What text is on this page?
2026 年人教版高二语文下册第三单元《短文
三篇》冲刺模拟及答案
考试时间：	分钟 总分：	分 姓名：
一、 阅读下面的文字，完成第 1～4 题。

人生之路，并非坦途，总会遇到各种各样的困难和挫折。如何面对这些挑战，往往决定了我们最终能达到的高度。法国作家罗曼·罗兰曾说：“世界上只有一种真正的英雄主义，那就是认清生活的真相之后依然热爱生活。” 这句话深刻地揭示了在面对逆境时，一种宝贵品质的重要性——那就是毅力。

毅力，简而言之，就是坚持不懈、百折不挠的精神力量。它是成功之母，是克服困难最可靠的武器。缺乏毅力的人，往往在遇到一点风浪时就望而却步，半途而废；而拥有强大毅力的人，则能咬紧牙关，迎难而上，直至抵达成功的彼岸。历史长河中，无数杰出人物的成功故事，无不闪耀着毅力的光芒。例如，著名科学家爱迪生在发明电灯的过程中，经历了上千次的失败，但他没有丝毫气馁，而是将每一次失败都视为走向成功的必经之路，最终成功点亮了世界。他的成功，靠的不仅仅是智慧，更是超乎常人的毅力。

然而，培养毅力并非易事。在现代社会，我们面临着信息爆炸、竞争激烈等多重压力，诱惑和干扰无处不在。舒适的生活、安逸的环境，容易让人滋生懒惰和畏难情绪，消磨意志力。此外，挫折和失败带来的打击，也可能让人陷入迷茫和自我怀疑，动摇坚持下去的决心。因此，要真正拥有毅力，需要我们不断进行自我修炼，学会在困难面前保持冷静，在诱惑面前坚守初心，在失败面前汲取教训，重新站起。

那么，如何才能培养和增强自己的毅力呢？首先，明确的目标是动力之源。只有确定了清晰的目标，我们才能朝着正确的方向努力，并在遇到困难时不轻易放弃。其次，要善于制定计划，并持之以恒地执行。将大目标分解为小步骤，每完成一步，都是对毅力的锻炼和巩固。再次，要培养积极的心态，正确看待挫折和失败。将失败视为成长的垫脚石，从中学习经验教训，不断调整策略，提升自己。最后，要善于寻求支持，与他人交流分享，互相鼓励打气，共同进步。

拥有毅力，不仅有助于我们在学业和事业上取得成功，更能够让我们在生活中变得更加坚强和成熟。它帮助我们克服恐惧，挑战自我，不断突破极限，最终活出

-- Aim of the exercise --
Retype the data in full and match it exactly.

-- Answer to the exercise --
What text is on this page?
2026 年人教版高二语文下册第三单元《短文
三篇》冲刺模拟及答案
考试时间：	分钟 总分：	分 姓名：
一、 阅读下面的文字，完成第 1～4 题。

人生之路，并非坦途，总会遇到各种各样的困难和挫折。如何面对这些挑战，往往决定了我们最终能达到的高度。法国作家罗曼·罗兰曾说：“世界上只有一种真正的英雄主义，那就是认清生活的真相之后依然热爱生活。” 这句话深刻地揭示了在面对逆境时，一种宝贵品质的重要性——那就是毅力。

毅力，简而言之，就是坚持不懈、百折不挠的精神力量。它是成功之母，是克服困难最可靠的武器。缺乏毅力的人，往往在遇到一点风浪时就望而却步，半途而废；而拥有强大毅力的人，则能咬紧牙关，迎难而上，直至抵达成功的彼岸。历史长河中，无数杰出人物的成功故事，无不闪耀着毅力的光芒。例如，著名科学家爱迪生在发明电灯的过程中，经历了上千次的失败，但他没有丝毫气馁，而是将每一次失败都视为走向成功的必经之路，最终成功点亮了世界。他的成功，靠的不仅仅是智慧，更是超乎常人的毅力。

然而，培养毅力并非易事。在现代社会，我们面临着信息爆炸、竞争激烈等多重压力，诱惑和干扰无处不在。舒适的生活、安逸的环境，容易让人滋生懒惰和畏难情绪，消磨意志力。此外，挫折和失败带来的打击，也可能让人陷入迷茫和自我怀疑，动摇坚持下去的决心。因此，要真正拥有毅力，需要我们不断进行自我修炼，学会在困难面前保持冷静，在诱惑面前坚守初心，在失败面前汲取教训，重新站起。

那么，如何才能培养和增强自己的毅力呢？首先，明确的目标是动力之源。只有确定了清晰的目标，我们才能朝着正确的方向努力，并在遇到困难时不轻易放弃。其次，要善于制定计划，并持之以恒地执行。将大目标分解为小步骤，每完成一步，都是对毅力的锻炼和巩固。再次，要培养积极的心态，正确看待挫折和失败。将失败视为成长的垫脚石，从中学习经验教训，不断调整策略，提升自己。最后，要善于寻求支持，与他人交流分享，互相鼓励打气，共同进步。

拥有毅力，不仅有助于我们在学业和事业上取得成功，更能够让我们在生活中变得更加坚强和成熟。它帮助我们克服恐惧，挑战自我，不断突破极限，最终活出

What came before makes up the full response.